- **INSTRUCTION**:
Output all of the records exactly as written.

- **AVAILABLE RECORDS**:
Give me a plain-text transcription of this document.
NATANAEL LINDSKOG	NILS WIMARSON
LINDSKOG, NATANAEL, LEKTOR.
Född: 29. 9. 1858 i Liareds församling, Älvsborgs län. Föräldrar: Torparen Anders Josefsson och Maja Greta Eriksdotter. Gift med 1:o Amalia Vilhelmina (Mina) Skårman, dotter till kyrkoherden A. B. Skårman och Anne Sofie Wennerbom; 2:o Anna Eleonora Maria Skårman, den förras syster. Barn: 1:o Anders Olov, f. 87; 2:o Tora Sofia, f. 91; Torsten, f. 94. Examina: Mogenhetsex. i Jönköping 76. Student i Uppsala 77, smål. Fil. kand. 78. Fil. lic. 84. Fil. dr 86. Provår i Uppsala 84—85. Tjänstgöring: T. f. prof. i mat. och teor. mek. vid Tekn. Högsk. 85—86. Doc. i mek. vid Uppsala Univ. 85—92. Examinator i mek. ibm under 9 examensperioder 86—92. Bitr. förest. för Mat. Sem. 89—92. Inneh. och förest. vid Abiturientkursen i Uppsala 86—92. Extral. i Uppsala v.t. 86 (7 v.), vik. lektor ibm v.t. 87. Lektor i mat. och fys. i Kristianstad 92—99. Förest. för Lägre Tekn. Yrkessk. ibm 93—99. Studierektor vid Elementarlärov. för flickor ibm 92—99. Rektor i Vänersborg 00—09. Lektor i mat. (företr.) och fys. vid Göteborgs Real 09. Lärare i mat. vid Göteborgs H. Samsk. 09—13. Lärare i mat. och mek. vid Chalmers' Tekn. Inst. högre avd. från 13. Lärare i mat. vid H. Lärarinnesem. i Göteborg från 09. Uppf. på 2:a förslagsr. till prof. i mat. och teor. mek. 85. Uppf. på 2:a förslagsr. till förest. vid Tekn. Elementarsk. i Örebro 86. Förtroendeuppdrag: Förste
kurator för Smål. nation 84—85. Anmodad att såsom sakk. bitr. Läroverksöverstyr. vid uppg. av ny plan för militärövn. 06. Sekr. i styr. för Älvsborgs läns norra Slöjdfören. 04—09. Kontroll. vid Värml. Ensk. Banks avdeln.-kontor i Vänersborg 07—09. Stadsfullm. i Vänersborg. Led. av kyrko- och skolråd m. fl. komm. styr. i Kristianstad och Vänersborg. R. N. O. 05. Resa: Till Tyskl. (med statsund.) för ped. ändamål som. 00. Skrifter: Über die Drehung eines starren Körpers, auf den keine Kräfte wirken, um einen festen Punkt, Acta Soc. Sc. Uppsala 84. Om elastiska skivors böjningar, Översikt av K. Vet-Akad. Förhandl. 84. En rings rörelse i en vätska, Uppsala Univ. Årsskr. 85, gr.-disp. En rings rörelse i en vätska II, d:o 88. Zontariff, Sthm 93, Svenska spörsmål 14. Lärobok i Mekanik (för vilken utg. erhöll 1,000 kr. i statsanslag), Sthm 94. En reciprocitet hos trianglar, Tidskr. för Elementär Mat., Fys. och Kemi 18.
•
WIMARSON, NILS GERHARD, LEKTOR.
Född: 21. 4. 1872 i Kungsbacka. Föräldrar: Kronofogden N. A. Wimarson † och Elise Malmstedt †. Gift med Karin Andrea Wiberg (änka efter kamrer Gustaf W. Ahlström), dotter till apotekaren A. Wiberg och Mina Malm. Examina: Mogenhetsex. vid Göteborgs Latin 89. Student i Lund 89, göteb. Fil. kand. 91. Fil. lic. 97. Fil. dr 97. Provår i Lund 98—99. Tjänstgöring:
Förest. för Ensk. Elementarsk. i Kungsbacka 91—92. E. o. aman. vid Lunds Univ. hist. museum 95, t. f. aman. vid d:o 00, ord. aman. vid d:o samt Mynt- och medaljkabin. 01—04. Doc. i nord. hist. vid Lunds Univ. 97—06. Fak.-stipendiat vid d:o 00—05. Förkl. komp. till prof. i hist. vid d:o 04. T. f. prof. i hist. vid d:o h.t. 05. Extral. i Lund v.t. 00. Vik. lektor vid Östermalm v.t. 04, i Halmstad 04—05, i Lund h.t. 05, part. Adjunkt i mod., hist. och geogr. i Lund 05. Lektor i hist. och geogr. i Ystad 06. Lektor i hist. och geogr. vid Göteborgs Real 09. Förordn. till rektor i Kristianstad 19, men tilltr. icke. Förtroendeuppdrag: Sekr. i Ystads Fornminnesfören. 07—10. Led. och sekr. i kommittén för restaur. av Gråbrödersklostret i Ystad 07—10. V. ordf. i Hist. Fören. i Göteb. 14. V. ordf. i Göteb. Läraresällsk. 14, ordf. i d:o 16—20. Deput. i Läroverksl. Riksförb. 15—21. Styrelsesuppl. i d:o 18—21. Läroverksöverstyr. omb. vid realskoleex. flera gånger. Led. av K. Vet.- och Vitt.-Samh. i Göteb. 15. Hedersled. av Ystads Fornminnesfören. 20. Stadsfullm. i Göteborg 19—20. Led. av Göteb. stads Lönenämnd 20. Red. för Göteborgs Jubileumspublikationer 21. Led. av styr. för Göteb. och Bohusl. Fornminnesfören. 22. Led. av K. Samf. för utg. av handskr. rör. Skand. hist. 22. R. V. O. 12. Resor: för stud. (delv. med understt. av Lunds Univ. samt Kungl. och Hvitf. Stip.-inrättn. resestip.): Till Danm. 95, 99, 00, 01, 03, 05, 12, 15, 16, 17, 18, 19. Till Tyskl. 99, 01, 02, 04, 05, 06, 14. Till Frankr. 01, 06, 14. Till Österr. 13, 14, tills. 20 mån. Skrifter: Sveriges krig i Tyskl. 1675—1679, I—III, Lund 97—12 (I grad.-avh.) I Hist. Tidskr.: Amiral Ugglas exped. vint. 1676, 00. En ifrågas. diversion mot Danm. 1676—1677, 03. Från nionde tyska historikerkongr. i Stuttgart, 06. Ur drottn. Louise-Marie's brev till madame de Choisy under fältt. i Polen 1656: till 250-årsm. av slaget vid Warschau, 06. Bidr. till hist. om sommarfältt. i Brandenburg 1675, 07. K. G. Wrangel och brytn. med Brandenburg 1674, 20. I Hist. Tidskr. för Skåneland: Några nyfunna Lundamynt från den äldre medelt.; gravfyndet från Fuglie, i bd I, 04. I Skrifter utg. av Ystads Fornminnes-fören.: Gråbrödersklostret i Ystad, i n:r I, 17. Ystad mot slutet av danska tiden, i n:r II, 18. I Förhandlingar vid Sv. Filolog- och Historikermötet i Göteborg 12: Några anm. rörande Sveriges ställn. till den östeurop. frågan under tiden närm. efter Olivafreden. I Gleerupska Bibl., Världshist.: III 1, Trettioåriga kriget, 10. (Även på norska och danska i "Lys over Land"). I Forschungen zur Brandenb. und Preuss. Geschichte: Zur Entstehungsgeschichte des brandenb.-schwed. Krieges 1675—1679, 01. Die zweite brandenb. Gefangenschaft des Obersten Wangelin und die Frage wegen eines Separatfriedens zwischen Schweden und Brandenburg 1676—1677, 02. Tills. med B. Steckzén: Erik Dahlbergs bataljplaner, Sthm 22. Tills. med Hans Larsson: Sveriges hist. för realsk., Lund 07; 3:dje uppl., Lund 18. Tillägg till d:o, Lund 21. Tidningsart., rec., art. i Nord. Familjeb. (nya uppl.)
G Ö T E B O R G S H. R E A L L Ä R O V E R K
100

- **REPLY TO THE TASK**:
Give me a plain-text transcription of this document.
NATANAEL LINDSKOG	NILS WIMARSON
LINDSKOG, NATANAEL, LEKTOR.
Född: 29. 9. 1858 i Liareds församling, Älvsborgs län. Föräldrar: Torparen Anders Josefsson och Maja Greta Eriksdotter. Gift med 1:o Amalia Vilhelmina (Mina) Skårman, dotter till kyrkoherden A. B. Skårman och Anne Sofie Wennerbom; 2:o Anna Eleonora Maria Skårman, den förras syster. Barn: 1:o Anders Olov, f. 87; 2:o Tora Sofia, f. 91; Torsten, f. 94. Examina: Mogenhetsex. i Jönköping 76. Student i Uppsala 77, smål. Fil. kand. 78. Fil. lic. 84. Fil. dr 86. Provår i Uppsala 84—85. Tjänstgöring: T. f. prof. i mat. och teor. mek. vid Tekn. Högsk. 85—86. Doc. i mek. vid Uppsala Univ. 85—92. Examinator i mek. ibm under 9 examensperioder 86—92. Bitr. förest. för Mat. Sem. 89—92. Inneh. och förest. vid Abiturientkursen i Uppsala 86—92. Extral. i Uppsala v.t. 86 (7 v.), vik. lektor ibm v.t. 87. Lektor i mat. och fys. i Kristianstad 92—99. Förest. för Lägre Tekn. Yrkessk. ibm 93—99. Studierektor vid Elementarlärov. för flickor ibm 92—99. Rektor i Vänersborg 00—09. Lektor i mat. (företr.) och fys. vid Göteborgs Real 09. Lärare i mat. vid Göteborgs H. Samsk. 09—13. Lärare i mat. och mek. vid Chalmers' Tekn. Inst. högre avd. från 13. Lärare i mat. vid H. Lärarinnesem. i Göteborg från 09. Uppf. på 2:a förslagsr. till prof. i mat. och teor. mek. 85. Uppf. på 2:a förslagsr. till förest. vid Tekn. Elementarsk. i Örebro 86. Förtroendeuppdrag: Förste
kurator för Smål. nation 84—85. Anmodad att såsom sakk. bitr. Läroverksöverstyr. vid uppg. av ny plan för militärövn. 06. Sekr. i styr. för Älvsborgs läns norra Slöjdfören. 04—09. Kontroll. vid Värml. Ensk. Banks avdeln.-kontor i Vänersborg 07—09. Stadsfullm. i Vänersborg. Led. av kyrko- och skolråd m. fl. komm. styr. i Kristianstad och Vänersborg. R. N. O. 05. Resa: Till Tyskl. (med statsund.) för ped. ändamål som. 00. Skrifter: Über die Drehung eines starren Körpers, auf den keine Kräfte wirken, um einen festen Punkt, Acta Soc. Sc. Uppsala 84. Om elastiska skivors böjningar, Översikt av K. Vet-Akad. Förhandl. 84. En rings rörelse i en vätska, Uppsala Univ. Årsskr. 85, gr.-disp. En rings rörelse i en vätska II, d:o 88. Zontariff, Sthm 93, Svenska spörsmål 14. Lärobok i Mekanik (för vilken utg. erhöll 1,000 kr. i statsanslag), Sthm 94. En reciprocitet hos trianglar, Tidskr. för Elementär Mat., Fys. och Kemi 18.
•
WIMARSON, NILS GERHARD, LEKTOR.
Född: 21. 4. 1872 i Kungsbacka. Föräldrar: Kronofogden N. A. Wimarson † och Elise Malmstedt †. Gift med Karin Andrea Wiberg (änka efter kamrer Gustaf W. Ahlström), dotter till apotekaren A. Wiberg och Mina Malm. Examina: Mogenhetsex. vid Göteborgs Latin 89. Student i Lund 89, göteb. Fil. kand. 91. Fil. lic. 97. Fil. dr 97. Provår i Lund 98—99. Tjänstgöring:
Förest. för Ensk. Elementarsk. i Kungsbacka 91—92. E. o. aman. vid Lunds Univ. hist. museum 95, t. f. aman. vid d:o 00, ord. aman. vid d:o samt Mynt- och medaljkabin. 01—04. Doc. i nord. hist. vid Lunds Univ. 97—06. Fak.-stipendiat vid d:o 00—05. Förkl. komp. till prof. i hist. vid d:o 04. T. f. prof. i hist. vid d:o h.t. 05. Extral. i Lund v.t. 00. Vik. lektor vid Östermalm v.t. 04, i Halmstad 04—05, i Lund h.t. 05, part. Adjunkt i mod., hist. och geogr. i Lund 05. Lektor i hist. och geogr. i Ystad 06. Lektor i hist. och geogr. vid Göteborgs Real 09. Förordn. till rektor i Kristianstad 19, men tilltr. icke. Förtroendeuppdrag: Sekr. i Ystads Fornminnesfören. 07—10. Led. och sekr. i kommittén för restaur. av Gråbrödersklostret i Ystad 07—10. V. ordf. i Hist. Fören. i Göteb. 14. V. ordf. i Göteb. Läraresällsk. 14, ordf. i d:o 16—20. Deput. i Läroverksl. Riksförb. 15—21. Styrelsesuppl. i d:o 18—21. Läroverksöverstyr. omb. vid realskoleex. flera gånger. Led. av K. Vet.- och Vitt.-Samh. i Göteb. 15. Hedersled. av Ystads Fornminnesfören. 20. Stadsfullm. i Göteborg 19—20. Led. av Göteb. stads Lönenämnd 20. Red. för Göteborgs Jubileumspublikationer 21. Led. av styr. för Göteb. och Bohusl. Fornminnesfören. 22. Led. av K. Samf. för utg. av handskr. rör. Skand. hist. 22. R. V. O. 12. Resor: för stud. (delv. med understt. av Lunds Univ. samt Kungl. och Hvitf. Stip.-inrättn. resestip.): Till Danm. 95, 99, 00, 01, 03, 05, 12, 15, 16, 17, 18, 19. Till Tyskl. 99, 01, 02, 04, 05, 06, 14. Till Frankr. 01, 06, 14. Till Österr. 13, 14, tills. 20 mån. Skrifter: Sveriges krig i Tyskl. 1675—1679, I—III, Lund 97—12 (I grad.-avh.) I Hist. Tidskr.: Amiral Ugglas exped. vint. 1676, 00. En ifrågas. diversion mot Danm. 1676—1677, 03. Från nionde tyska historikerkongr. i Stuttgart, 06. Ur drottn. Louise-Marie's brev till madame de Choisy under fältt. i Polen 1656: till 250-årsm. av slaget vid Warschau, 06. Bidr. till hist. om sommarfältt. i Brandenburg 1675, 07. K. G. Wrangel och brytn. med Brandenburg 1674, 20. I Hist. Tidskr. för Skåneland: Några nyfunna Lundamynt från den äldre medelt.; gravfyndet från Fuglie, i bd I, 04. I Skrifter utg. av Ystads Fornminnes-fören.: Gråbrödersklostret i Ystad, i n:r I, 17. Ystad mot slutet av danska tiden, i n:r II, 18. I Förhandlingar vid Sv. Filolog- och Historikermötet i Göteborg 12: Några anm. rörande Sveriges ställn. till den östeurop. frågan under tiden närm. efter Olivafreden. I Gleerupska Bibl., Världshist.: III 1, Trettioåriga kriget, 10. (Även på norska och danska i "Lys over Land"). I Forschungen zur Brandenb. und Preuss. Geschichte: Zur Entstehungsgeschichte des brandenb.-schwed. Krieges 1675—1679, 01. Die zweite brandenb. Gefangenschaft des Obersten Wangelin und die Frage wegen eines Separatfriedens zwischen Schweden und Brandenburg 1676—1677, 02. Tills. med B. Steckzén: Erik Dahlbergs bataljplaner, Sthm 22. Tills. med Hans Larsson: Sveriges hist. för realsk., Lund 07; 3:dje uppl., Lund 18. Tillägg till d:o, Lund 21. Tidningsart., rec., art. i Nord. Familjeb. (nya uppl.)
G Ö T E B O R G S H. R E A L L Ä R O V E R K
100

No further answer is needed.